# Ziel der Übung:
Beantworte zu dem zitierten Text folgende Fragen:
1. Von welchem Datum ist das Abkommen über Offshore-Beschaffungen zwischen der Bundesrepublik Deutschland und den Vereinigten Staaten von Amerika?
2. Welcher Gerichtsbarkeit hat sich die Sowjetunion in den genannten Verträgen für Handelsgeschäfte unterworfen?
3. Durch welches Protokoll wurde das deutsch-sowjetische Abkommen vom 25. April 1958 verlängert?

Wenn demgegenüber das Abkommen zwischen der Bundesrepublik Deutschland und den Vereinigten Staaten von Amerika vom 4. April 1955 über Offshore-Beschaffungen (BGBl. 1956 II S. 2079) den Vereinigten Staaten von Amerika für die sogenannten Offshore-Beschaffungsverträge Immunität zuerkennt, so dürfte hierfür maßgebend gewesen sein, daß es sich um Beschaffungen für die amerikanischen Streitkräfte handelt, die wegen ihrer Affinität zu den Aufgaben dieser Streitkräfte ungeachtet des privatrechtlichen Charakters der Beschaffungsverträge durch das Abkommen ausnahmsweise den Akten iure imperii gleichgestellt worden sind (vgl. zu ähnlichen Vereinbarungen der Vereinigten Staaten von Amerika mit anderen Staaten: Schwenk, NJW 1954, 1956 [1957]).
d) Besondere Beachtung verdienen die Verträge, die die Union der Sozialistischen Sowjetrepubliken mit dem Deutschen Reich, der Bundesrepublik Deutschland und anderen Staaten geschlossen hat. In diesen Verträgen hat sich die Sowjetunion für Handelsgeschäfte der inländischen Gerichtsbarkeit einschließlich der Zwangsvollstreckung unterworfen.
Vgl. Art. XIII des vorläufigen Abkommens zwischen dem Deutschen Reich und der Russischen Sozialistischen Föderativen Sowjetrepublik über die Erweiterung des Tätigkeitsgebiets der beiderseitigen Delegationen für Kriegsgefangenenfürsorge vom 6. Mai 1921 (RGBl. I S. 929) und zu diesem und ähnlichen Abkommen Rußlands mit anderen Staaten Diena, Völkerbundsdokument A. 15. 1928. V. S. 54 ff. = AJIL 22 (1928) Special Supplement, Januar 1928, S. 128 ff.; Art. 7 und 9 Abs. 2 des Wirtschaftsabkommens, das als Anlage II dem deutsch-russischen Vertrag vom 12. Oktober 1925 (RGBl. 1926 II S. 1) angefügt ist, und zu diesem und ähnlichen Abkommen Dahm, Völkerrecht, Bd. 1 S. 234 f. und Anmerkung 17; Anlage zum Abkommen über Allgemeine Fragen des Handels und der Seeschiffahrt zwischen der Bundesrepublik Deutschland und der Union der Sozialistischen Sowjetrepubliken vom 25. April 1958 (BGBl. 1959 II S. 221), verlängert durch das Protokoll vom 31. Dezember 1960 (BGBl. 1961 II S. 1085), sowie Grossart, Das deutsch-sowjetische Handels- und Schiffahrtsabkommen, JZ 1959 S. 233 (237 f.), Uschakow, Vereinheitlichung des internationalen Privatrechts im Ostblock durch Staatsverträge, Osteuropa-Recht Bd. 7 (1961) S. 161 (163 ff.).

# Bereitgestellte Angaben:
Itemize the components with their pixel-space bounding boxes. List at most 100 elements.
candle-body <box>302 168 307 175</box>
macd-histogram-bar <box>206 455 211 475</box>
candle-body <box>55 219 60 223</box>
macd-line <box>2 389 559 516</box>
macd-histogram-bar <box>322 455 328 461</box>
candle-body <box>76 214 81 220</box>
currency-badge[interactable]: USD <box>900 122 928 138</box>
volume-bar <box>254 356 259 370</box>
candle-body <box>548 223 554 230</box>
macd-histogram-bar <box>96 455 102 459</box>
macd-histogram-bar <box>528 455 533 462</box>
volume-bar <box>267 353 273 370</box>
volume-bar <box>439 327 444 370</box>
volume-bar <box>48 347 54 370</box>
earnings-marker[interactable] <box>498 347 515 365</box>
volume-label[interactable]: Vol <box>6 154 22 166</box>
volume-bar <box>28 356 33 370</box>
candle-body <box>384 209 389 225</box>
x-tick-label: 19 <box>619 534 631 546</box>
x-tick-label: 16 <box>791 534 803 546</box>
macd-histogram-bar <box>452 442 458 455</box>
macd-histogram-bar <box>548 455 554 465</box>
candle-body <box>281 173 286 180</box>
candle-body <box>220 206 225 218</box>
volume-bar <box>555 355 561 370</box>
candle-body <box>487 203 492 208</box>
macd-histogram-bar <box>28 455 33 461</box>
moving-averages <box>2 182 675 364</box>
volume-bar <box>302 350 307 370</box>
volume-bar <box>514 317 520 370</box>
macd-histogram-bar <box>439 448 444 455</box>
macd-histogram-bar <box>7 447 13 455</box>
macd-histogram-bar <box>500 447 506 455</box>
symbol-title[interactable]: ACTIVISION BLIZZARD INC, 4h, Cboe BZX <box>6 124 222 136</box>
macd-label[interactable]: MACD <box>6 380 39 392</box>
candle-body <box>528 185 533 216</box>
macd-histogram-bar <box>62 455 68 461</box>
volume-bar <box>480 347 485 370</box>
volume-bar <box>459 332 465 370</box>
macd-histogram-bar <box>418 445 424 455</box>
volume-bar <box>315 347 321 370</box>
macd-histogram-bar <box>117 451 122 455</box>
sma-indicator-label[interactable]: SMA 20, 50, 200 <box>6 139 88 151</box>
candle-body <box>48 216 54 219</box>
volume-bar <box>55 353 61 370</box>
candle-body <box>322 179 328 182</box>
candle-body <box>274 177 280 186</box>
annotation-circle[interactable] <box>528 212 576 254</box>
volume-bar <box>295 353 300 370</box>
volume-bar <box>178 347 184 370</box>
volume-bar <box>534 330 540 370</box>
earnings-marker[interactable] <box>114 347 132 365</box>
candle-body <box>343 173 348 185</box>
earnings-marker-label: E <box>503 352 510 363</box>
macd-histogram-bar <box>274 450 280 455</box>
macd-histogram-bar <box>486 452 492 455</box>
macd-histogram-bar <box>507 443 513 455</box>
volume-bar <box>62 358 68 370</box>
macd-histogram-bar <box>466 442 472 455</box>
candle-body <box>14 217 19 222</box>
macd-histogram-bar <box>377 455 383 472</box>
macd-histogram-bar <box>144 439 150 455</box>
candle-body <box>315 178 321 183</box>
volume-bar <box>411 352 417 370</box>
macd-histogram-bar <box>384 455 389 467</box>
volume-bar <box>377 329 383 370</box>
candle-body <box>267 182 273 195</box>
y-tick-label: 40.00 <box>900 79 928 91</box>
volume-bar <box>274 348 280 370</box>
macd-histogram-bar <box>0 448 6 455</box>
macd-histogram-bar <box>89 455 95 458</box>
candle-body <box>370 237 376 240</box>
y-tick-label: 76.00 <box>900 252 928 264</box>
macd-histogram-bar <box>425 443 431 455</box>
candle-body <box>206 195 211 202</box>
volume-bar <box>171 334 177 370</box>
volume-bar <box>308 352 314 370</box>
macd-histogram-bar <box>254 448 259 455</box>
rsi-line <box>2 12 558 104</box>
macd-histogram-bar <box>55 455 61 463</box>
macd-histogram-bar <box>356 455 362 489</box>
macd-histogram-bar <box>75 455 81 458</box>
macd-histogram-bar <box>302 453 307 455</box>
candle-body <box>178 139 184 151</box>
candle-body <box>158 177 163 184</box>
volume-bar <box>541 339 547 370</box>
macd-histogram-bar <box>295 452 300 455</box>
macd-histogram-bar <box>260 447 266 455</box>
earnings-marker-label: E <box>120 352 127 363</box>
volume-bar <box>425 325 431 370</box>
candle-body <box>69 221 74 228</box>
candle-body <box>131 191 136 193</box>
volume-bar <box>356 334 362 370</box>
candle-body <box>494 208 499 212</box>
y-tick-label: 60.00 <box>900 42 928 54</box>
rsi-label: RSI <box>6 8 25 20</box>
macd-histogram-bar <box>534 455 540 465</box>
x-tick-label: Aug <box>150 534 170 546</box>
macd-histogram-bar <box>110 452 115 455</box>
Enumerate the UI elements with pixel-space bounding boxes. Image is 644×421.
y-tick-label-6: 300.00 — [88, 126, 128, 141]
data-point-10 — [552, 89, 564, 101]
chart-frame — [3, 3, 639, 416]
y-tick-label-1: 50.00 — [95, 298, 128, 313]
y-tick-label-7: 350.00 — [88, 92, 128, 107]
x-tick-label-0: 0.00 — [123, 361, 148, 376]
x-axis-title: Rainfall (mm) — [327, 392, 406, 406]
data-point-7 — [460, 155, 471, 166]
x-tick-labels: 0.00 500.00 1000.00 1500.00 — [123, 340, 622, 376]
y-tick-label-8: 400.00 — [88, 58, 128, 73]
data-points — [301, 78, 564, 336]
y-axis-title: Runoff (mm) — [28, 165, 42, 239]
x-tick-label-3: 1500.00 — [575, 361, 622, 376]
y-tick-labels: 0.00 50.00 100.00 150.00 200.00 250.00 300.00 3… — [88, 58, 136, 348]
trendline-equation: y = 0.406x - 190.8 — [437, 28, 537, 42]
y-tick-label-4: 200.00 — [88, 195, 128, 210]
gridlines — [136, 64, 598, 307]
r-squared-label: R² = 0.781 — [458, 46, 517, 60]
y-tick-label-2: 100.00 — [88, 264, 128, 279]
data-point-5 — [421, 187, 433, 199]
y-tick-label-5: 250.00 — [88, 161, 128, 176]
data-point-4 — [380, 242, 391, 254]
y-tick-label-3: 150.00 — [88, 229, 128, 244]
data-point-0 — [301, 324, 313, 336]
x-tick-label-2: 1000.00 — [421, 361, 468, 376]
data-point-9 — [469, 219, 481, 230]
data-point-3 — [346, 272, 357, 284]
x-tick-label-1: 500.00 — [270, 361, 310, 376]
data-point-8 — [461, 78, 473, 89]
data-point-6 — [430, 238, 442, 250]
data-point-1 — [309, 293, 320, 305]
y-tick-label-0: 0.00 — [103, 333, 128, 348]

# Ergebnis:
1. Vom 4. April 1955.
2. Der inländischen Gerichtsbarkeit einschließlich der Zwangsvollstreckung.
3. Durch das Protokoll vom 31. Dezember 1960 (BGBl. 1961 II S. 1085).